▸ Records to process
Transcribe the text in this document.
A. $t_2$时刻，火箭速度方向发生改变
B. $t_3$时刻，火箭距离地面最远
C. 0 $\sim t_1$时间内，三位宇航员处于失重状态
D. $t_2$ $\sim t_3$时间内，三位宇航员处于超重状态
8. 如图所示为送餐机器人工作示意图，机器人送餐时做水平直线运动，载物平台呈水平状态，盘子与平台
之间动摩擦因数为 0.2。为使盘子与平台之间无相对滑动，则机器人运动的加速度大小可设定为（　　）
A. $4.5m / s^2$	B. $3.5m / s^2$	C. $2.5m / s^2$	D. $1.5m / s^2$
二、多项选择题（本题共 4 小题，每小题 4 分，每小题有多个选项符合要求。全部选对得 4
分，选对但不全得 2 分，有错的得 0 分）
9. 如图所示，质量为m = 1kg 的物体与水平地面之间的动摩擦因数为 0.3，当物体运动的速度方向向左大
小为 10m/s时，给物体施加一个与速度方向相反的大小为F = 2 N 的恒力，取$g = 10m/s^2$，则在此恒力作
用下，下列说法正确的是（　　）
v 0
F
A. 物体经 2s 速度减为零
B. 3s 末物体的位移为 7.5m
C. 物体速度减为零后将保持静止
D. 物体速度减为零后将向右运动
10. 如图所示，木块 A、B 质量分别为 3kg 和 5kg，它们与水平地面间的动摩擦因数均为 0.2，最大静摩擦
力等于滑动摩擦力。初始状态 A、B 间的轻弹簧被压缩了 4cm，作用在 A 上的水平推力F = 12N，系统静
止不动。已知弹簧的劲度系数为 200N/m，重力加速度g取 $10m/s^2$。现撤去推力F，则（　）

▸ Required task
Give back all the data exactly as written.

▸ Task response
Transcribe the text in this document.
A. $t_2$时刻，火箭速度方向发生改变
B. $t_3$时刻，火箭距离地面最远
C. 0 $\sim t_1$时间内，三位宇航员处于失重状态
D. $t_2$ $\sim t_3$时间内，三位宇航员处于超重状态
8. 如图所示为送餐机器人工作示意图，机器人送餐时做水平直线运动，载物平台呈水平状态，盘子与平台
之间动摩擦因数为 0.2。为使盘子与平台之间无相对滑动，则机器人运动的加速度大小可设定为（　　）
A. $4.5m / s^2$	B. $3.5m / s^2$	C. $2.5m / s^2$	D. $1.5m / s^2$
二、多项选择题（本题共 4 小题，每小题 4 分，每小题有多个选项符合要求。全部选对得 4
分，选对但不全得 2 分，有错的得 0 分）
9. 如图所示，质量为m = 1kg 的物体与水平地面之间的动摩擦因数为 0.3，当物体运动的速度方向向左大
小为 10m/s时，给物体施加一个与速度方向相反的大小为F = 2 N 的恒力，取$g = 10m/s^2$，则在此恒力作
用下，下列说法正确的是（　　）
v 0
F
A. 物体经 2s 速度减为零
B. 3s 末物体的位移为 7.5m
C. 物体速度减为零后将保持静止
D. 物体速度减为零后将向右运动
10. 如图所示，木块 A、B 质量分别为 3kg 和 5kg，它们与水平地面间的动摩擦因数均为 0.2，最大静摩擦
力等于滑动摩擦力。初始状态 A、B 间的轻弹簧被压缩了 4cm，作用在 A 上的水平推力F = 12N，系统静
止不动。已知弹簧的劲度系数为 200N/m，重力加速度g取 $10m/s^2$。现撤去推力F，则（　）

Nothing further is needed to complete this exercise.